# [What you will do]
A faithful copy of every entry, with the pictures removed, is what is needed here.

# [Source material]
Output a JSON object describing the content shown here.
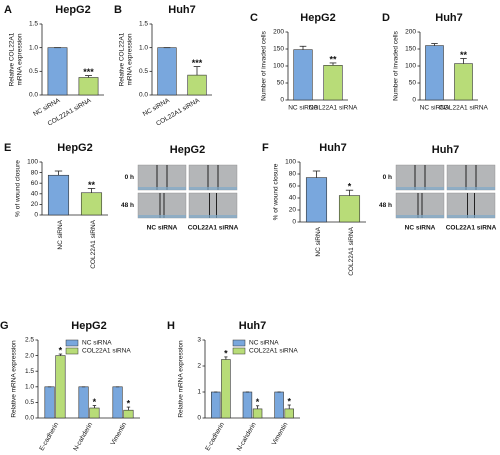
{
  "chart_data": [
    {
      "label": "A",
      "type": "bar",
      "title": "HepG2",
      "ylabel": [
        "Relative COL22A1",
        "mRNA expression"
      ],
      "categories": [
        "NC siRNA",
        "COL22A1 siRNA"
      ],
      "values": [
        1.0,
        0.37
      ],
      "errors": [
        0,
        0.04
      ],
      "colors": [
        "#79a7dd",
        "#b8dc78"
      ],
      "significance": [
        {
          "index": 1,
          "text": "***"
        }
      ],
      "ylim": [
        0,
        1.5
      ],
      "yticks": [
        {
          "value": 0,
          "label": "0.0"
        },
        0.5,
        {
          "value": 1,
          "label": "1.0"
        },
        1.5
      ]
    },
    {
      "label": "B",
      "type": "bar",
      "title": "Huh7",
      "ylabel": [
        "Relative COL22A1",
        "mRNA expression"
      ],
      "categories": [
        "NC siRNA",
        "COL22A1 siRNA"
      ],
      "values": [
        1.0,
        0.42
      ],
      "errors": [
        0,
        0.18
      ],
      "colors": [
        "#79a7dd",
        "#b8dc78"
      ],
      "significance": [
        {
          "index": 1,
          "text": "***"
        }
      ],
      "ylim": [
        0,
        1.5
      ],
      "yticks": [
        {
          "value": 0,
          "label": "0.0"
        },
        0.5,
        {
          "value": 1,
          "label": "1.0"
        },
        1.5
      ]
    },
    {
      "label": "C",
      "type": "bar",
      "title": "HepG2",
      "ylabel": "Number of invaded cells",
      "categories": [
        "NC siRNA",
        "COL22A1 siRNA"
      ],
      "values": [
        148,
        102
      ],
      "errors": [
        10,
        7
      ],
      "colors": [
        "#79a7dd",
        "#b8dc78"
      ],
      "significance": [
        {
          "index": 1,
          "text": "**"
        }
      ],
      "ylim": [
        0,
        200
      ],
      "yticks": [
        0,
        50,
        100,
        150,
        200
      ]
    },
    {
      "label": "D",
      "type": "bar",
      "title": "Huh7",
      "ylabel": "Number of invaded cells",
      "categories": [
        "NC siRNA",
        "COL22A1 siRNA"
      ],
      "values": [
        160,
        107
      ],
      "errors": [
        6,
        15
      ],
      "colors": [
        "#79a7dd",
        "#b8dc78"
      ],
      "significance": [
        {
          "index": 1,
          "text": "**"
        }
      ],
      "ylim": [
        0,
        200
      ],
      "yticks": [
        0,
        50,
        100,
        150,
        200
      ]
    },
    {
      "label": "E",
      "type": "bar",
      "title": "HepG2",
      "ylabel": "% of wound closure",
      "categories": [
        "NC siRNA",
        "COL22A1 siRNA"
      ],
      "values": [
        75,
        42
      ],
      "errors": [
        8,
        8
      ],
      "colors": [
        "#79a7dd",
        "#b8dc78"
      ],
      "significance": [
        {
          "index": 1,
          "text": "**"
        }
      ],
      "ylim": [
        0,
        100
      ],
      "yticks": [
        0,
        20,
        40,
        60,
        80,
        100
      ],
      "image_panel": {
        "title": "HepG2",
        "rows": [
          "0 h",
          "48 h"
        ],
        "columns": [
          "NC siRNA",
          "COL22A1 siRNA"
        ]
      }
    },
    {
      "label": "F",
      "type": "bar",
      "title": "Huh7",
      "ylabel": "% of wound closure",
      "categories": [
        "NC siRNA",
        "COL22A1 siRNA"
      ],
      "values": [
        74,
        44
      ],
      "errors": [
        11,
        9
      ],
      "colors": [
        "#79a7dd",
        "#b8dc78"
      ],
      "significance": [
        {
          "index": 1,
          "text": "*"
        }
      ],
      "ylim": [
        0,
        100
      ],
      "yticks": [
        0,
        20,
        40,
        60,
        80,
        100
      ],
      "image_panel": {
        "title": "Huh7",
        "rows": [
          "0 h",
          "48 h"
        ],
        "columns": [
          "NC siRNA",
          "COL22A1 siRNA"
        ]
      }
    },
    {
      "label": "G",
      "type": "bar",
      "title": "HepG2",
      "ylabel": "Relative mRNA expression",
      "categories": [
        "E-cadherin",
        "N-cahderin",
        "Vimentin"
      ],
      "series": [
        {
          "name": "NC siRNA",
          "color": "#79a7dd",
          "values": [
            1,
            1,
            1
          ],
          "errors": [
            0,
            0,
            0
          ]
        },
        {
          "name": "COL22A1 siRNA",
          "color": "#b8dc78",
          "values": [
            2.0,
            0.32,
            0.25
          ],
          "errors": [
            0.05,
            0.08,
            0.1
          ]
        }
      ],
      "significance": [
        {
          "series": 1,
          "index": 0,
          "text": "*"
        },
        {
          "series": 1,
          "index": 1,
          "text": "*"
        },
        {
          "series": 1,
          "index": 2,
          "text": "*"
        }
      ],
      "legend": "top",
      "ylim": [
        0,
        2.5
      ],
      "yticks": [
        {
          "value": 0,
          "label": "0.0"
        },
        0.5,
        {
          "value": 1,
          "label": "1.0"
        },
        1.5,
        {
          "value": 2,
          "label": "2.0"
        },
        2.5
      ]
    },
    {
      "label": "H",
      "type": "bar",
      "title": "Huh7",
      "ylabel": "Relative mRNA expression",
      "categories": [
        "E-cadherin",
        "N-cahderin",
        "Vimentin"
      ],
      "series": [
        {
          "name": "NC siRNA",
          "color": "#79a7dd",
          "values": [
            1,
            1,
            1
          ],
          "errors": [
            0,
            0,
            0
          ]
        },
        {
          "name": "COL22A1 siRNA",
          "color": "#b8dc78",
          "values": [
            2.25,
            0.35,
            0.35
          ],
          "errors": [
            0.1,
            0.12,
            0.15
          ]
        }
      ],
      "significance": [
        {
          "series": 1,
          "index": 0,
          "text": "*"
        },
        {
          "series": 1,
          "index": 1,
          "text": "*"
        },
        {
          "series": 1,
          "index": 2,
          "text": "*"
        }
      ],
      "legend": "top",
      "ylim": [
        0,
        3
      ],
      "yticks": [
        0,
        1,
        2,
        3
      ]
    }
  ]
}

# [Finished exercise]
Output a JSON object describing the content shown here.
{
  "chart_data": [
    {
      "label": "A",
      "type": "bar",
      "title": "HepG2",
      "ylabel": [
        "Relative COL22A1",
        "mRNA expression"
      ],
      "categories": [
        "NC siRNA",
        "COL22A1 siRNA"
      ],
      "values": [
        1.0,
        0.37
      ],
      "errors": [
        0,
        0.04
      ],
      "colors": [
        "#79a7dd",
        "#b8dc78"
      ],
      "significance": [
        {
          "index": 1,
          "text": "***"
        }
      ],
      "ylim": [
        0,
        1.5
      ],
      "yticks": [
        {
          "value": 0,
          "label": "0.0"
        },
        0.5,
        {
          "value": 1,
          "label": "1.0"
        },
        1.5
      ]
    },
    {
      "label": "B",
      "type": "bar",
      "title": "Huh7",
      "ylabel": [
        "Relative COL22A1",
        "mRNA expression"
      ],
      "categories": [
        "NC siRNA",
        "COL22A1 siRNA"
      ],
      "values": [
        1.0,
        0.42
      ],
      "errors": [
        0,
        0.18
      ],
      "colors": [
        "#79a7dd",
        "#b8dc78"
      ],
      "significance": [
        {
          "index": 1,
          "text": "***"
        }
      ],
      "ylim": [
        0,
        1.5
      ],
      "yticks": [
        {
          "value": 0,
          "label": "0.0"
        },
        0.5,
        {
          "value": 1,
          "label": "1.0"
        },
        1.5
      ]
    },
    {
      "label": "C",
      "type": "bar",
      "title": "HepG2",
      "ylabel": "Number of invaded cells",
      "categories": [
        "NC siRNA",
        "COL22A1 siRNA"
      ],
      "values": [
        148,
        102
      ],
      "errors": [
        10,
        7
      ],
      "colors": [
        "#79a7dd",
        "#b8dc78"
      ],
      "significance": [
        {
          "index": 1,
          "text": "**"
        }
      ],
      "ylim": [
        0,
        200
      ],
      "yticks": [
        0,
        50,
        100,
        150,
        200
      ]
    },
    {
      "label": "D",
      "type": "bar",
      "title": "Huh7",
      "ylabel": "Number of invaded cells",
      "categories": [
        "NC siRNA",
        "COL22A1 siRNA"
      ],
      "values": [
        160,
        107
      ],
      "errors": [
        6,
        15
      ],
      "colors": [
        "#79a7dd",
        "#b8dc78"
      ],
      "significance": [
        {
          "index": 1,
          "text": "**"
        }
      ],
      "ylim": [
        0,
        200
      ],
      "yticks": [
        0,
        50,
        100,
        150,
        200
      ]
    },
    {
      "label": "E",
      "type": "bar",
      "title": "HepG2",
      "ylabel": "% of wound closure",
      "categories": [
        "NC siRNA",
        "COL22A1 siRNA"
      ],
      "values": [
        75,
        42
      ],
      "errors": [
        8,
        8
      ],
      "colors": [
        "#79a7dd",
        "#b8dc78"
      ],
      "significance": [
        {
          "index": 1,
          "text": "**"
        }
      ],
      "ylim": [
        0,
        100
      ],
      "yticks": [
        0,
        20,
        40,
        60,
        80,
        100
      ],
      "image_panel": {
        "title": "HepG2",
        "rows": [
          "0 h",
          "48 h"
        ],
        "columns": [
          "NC siRNA",
          "COL22A1 siRNA"
        ]
      }
    },
    {
      "label": "F",
      "type": "bar",
      "title": "Huh7",
      "ylabel": "% of wound closure",
      "categories": [
        "NC siRNA",
        "COL22A1 siRNA"
      ],
      "values": [
        74,
        44
      ],
      "errors": [
        11,
        9
      ],
      "colors": [
        "#79a7dd",
        "#b8dc78"
      ],
      "significance": [
        {
          "index": 1,
          "text": "*"
        }
      ],
      "ylim": [
        0,
        100
      ],
      "yticks": [
        0,
        20,
        40,
        60,
        80,
        100
      ],
      "image_panel": {
        "title": "Huh7",
        "rows": [
          "0 h",
          "48 h"
        ],
        "columns": [
          "NC siRNA",
          "COL22A1 siRNA"
        ]
      }
    },
    {
      "label": "G",
      "type": "bar",
      "title": "HepG2",
      "ylabel": "Relative mRNA expression",
      "categories": [
        "E-cadherin",
        "N-cahderin",
        "Vimentin"
      ],
      "series": [
        {
          "name": "NC siRNA",
          "color": "#79a7dd",
          "values": [
            1,
            1,
            1
          ],
          "errors": [
            0,
            0,
            0
          ]
        },
        {
          "name": "COL22A1 siRNA",
          "color": "#b8dc78",
          "values": [
            2.0,
            0.32,
            0.25
          ],
          "errors": [
            0.05,
            0.08,
            0.1
          ]
        }
      ],
      "significance": [
        {
          "series": 1,
          "index": 0,
          "text": "*"
        },
        {
          "series": 1,
          "index": 1,
          "text": "*"
        },
        {
          "series": 1,
          "index": 2,
          "text": "*"
        }
      ],
      "legend": "top",
      "ylim": [
        0,
        2.5
      ],
      "yticks": [
        {
          "value": 0,
          "label": "0.0"
        },
        0.5,
        {
          "value": 1,
          "label": "1.0"
        },
        1.5,
        {
          "value": 2,
          "label": "2.0"
        },
        2.5
      ]
    },
    {
      "label": "H",
      "type": "bar",
      "title": "Huh7",
      "ylabel": "Relative mRNA expression",
      "categories": [
        "E-cadherin",
        "N-cahderin",
        "Vimentin"
      ],
      "series": [
        {
          "name": "NC siRNA",
          "color": "#79a7dd",
          "values": [
            1,
            1,
            1
          ],
          "errors": [
            0,
            0,
            0
          ]
        },
        {
          "name": "COL22A1 siRNA",
          "color": "#b8dc78",
          "values": [
            2.25,
            0.35,
            0.35
          ],
          "errors": [
            0.1,
            0.12,
            0.15
          ]
        }
      ],
      "significance": [
        {
          "series": 1,
          "index": 0,
          "text": "*"
        },
        {
          "series": 1,
          "index": 1,
          "text": "*"
        },
        {
          "series": 1,
          "index": 2,
          "text": "*"
        }
      ],
      "legend": "top",
      "ylim": [
        0,
        3
      ],
      "yticks": [
        0,
        1,
        2,
        3
      ]
    }
  ]
}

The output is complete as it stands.